## GOAL
Find every line containing the word "title" and report the count, nothing more.

## SUPPLIED DATA
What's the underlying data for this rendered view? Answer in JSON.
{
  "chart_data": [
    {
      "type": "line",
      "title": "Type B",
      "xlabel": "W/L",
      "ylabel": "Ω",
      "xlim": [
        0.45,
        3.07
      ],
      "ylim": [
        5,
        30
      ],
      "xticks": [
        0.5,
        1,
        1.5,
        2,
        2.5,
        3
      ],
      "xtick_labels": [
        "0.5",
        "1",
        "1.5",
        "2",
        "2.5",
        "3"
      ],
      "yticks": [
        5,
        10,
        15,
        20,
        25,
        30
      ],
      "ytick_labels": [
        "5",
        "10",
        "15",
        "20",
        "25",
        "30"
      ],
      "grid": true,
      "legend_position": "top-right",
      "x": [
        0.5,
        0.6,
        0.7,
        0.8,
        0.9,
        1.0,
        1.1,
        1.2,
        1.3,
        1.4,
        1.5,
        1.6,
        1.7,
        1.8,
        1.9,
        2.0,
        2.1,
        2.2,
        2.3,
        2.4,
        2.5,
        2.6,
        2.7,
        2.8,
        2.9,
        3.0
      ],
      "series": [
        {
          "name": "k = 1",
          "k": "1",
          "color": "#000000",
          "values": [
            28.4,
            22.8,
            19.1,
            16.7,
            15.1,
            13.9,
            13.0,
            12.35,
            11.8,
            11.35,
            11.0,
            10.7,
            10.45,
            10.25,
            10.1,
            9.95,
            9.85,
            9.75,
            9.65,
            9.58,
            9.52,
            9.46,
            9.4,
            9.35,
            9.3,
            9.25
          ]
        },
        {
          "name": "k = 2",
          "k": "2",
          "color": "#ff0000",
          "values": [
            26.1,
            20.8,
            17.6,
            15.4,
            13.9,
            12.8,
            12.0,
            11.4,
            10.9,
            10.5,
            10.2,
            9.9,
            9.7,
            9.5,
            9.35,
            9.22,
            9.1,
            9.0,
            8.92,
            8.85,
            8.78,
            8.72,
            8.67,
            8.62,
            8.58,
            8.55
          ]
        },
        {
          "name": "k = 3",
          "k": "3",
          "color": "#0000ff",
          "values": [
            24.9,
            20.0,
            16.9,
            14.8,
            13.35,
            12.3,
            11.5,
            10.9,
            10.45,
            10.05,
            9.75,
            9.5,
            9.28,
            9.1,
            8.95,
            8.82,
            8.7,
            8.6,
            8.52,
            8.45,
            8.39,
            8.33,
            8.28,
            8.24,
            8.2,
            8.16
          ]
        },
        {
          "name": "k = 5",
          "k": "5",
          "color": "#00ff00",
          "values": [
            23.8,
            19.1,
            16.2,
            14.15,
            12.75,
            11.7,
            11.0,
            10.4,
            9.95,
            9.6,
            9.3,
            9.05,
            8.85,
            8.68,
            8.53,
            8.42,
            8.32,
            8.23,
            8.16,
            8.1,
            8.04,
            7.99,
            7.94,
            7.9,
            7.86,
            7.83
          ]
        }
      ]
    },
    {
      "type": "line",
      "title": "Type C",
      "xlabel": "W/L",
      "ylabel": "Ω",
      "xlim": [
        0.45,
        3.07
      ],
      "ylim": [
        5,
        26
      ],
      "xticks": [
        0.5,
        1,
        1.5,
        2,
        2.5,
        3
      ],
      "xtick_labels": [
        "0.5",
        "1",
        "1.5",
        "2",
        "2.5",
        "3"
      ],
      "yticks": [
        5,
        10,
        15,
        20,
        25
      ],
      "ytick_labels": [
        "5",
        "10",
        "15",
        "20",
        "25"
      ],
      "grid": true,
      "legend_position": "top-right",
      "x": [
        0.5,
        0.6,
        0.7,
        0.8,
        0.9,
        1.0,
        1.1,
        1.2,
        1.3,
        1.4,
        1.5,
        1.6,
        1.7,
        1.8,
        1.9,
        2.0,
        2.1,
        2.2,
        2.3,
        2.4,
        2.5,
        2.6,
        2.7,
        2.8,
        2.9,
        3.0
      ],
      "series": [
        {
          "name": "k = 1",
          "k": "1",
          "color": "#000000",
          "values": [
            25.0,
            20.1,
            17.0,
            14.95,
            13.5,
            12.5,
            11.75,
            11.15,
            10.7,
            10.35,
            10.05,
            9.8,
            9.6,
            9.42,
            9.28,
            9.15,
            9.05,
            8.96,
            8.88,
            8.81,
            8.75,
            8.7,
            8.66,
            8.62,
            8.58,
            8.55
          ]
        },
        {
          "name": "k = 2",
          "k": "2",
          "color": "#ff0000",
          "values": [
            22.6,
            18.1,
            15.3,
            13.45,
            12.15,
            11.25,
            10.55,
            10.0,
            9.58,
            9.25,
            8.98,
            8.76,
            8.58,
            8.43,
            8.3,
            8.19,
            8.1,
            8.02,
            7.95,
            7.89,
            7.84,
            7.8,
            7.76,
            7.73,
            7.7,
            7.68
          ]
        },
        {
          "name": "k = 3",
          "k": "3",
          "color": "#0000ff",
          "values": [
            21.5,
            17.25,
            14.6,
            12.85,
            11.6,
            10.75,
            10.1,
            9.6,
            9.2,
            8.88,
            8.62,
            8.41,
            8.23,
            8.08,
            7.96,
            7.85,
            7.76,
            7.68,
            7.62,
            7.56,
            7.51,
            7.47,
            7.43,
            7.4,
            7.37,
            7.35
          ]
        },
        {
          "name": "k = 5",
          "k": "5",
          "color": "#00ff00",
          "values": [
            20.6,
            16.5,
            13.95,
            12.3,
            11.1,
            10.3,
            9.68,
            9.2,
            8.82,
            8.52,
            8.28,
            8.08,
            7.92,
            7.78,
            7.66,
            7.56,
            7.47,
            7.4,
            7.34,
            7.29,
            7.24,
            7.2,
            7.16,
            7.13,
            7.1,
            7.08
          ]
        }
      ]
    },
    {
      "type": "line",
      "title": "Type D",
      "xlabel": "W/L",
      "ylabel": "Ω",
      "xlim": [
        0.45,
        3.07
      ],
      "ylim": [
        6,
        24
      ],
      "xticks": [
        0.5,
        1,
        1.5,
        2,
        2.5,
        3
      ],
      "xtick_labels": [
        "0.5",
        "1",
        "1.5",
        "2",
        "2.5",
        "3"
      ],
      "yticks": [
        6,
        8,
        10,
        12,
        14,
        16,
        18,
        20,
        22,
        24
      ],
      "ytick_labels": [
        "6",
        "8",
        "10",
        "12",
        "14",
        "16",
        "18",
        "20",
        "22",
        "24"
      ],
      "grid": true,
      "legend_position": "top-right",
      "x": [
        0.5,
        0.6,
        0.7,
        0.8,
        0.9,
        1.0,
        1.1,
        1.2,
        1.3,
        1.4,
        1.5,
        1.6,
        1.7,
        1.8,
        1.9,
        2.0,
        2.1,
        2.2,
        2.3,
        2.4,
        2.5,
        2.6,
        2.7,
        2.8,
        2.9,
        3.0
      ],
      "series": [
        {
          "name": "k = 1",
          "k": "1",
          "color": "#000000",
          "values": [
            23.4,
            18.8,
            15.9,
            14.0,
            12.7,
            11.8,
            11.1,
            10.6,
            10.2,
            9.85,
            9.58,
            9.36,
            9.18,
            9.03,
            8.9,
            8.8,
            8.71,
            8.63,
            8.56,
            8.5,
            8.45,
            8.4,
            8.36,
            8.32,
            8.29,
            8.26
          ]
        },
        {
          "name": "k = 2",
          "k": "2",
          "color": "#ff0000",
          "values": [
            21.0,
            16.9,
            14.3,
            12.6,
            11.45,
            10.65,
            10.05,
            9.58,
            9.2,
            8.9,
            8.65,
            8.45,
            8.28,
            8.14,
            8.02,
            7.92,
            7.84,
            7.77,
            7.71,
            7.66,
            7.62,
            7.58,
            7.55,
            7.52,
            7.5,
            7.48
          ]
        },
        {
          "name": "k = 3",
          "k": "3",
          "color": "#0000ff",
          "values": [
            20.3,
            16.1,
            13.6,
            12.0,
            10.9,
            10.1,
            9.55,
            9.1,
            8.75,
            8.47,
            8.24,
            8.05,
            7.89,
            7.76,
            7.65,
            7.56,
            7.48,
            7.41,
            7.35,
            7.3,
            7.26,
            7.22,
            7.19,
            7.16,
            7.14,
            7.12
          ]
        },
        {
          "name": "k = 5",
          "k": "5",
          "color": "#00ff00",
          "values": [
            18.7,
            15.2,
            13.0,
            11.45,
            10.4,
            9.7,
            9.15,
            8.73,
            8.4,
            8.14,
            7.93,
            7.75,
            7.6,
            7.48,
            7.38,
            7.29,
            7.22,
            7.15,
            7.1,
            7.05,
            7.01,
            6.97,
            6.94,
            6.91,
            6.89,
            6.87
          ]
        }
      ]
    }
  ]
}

## REPLY
3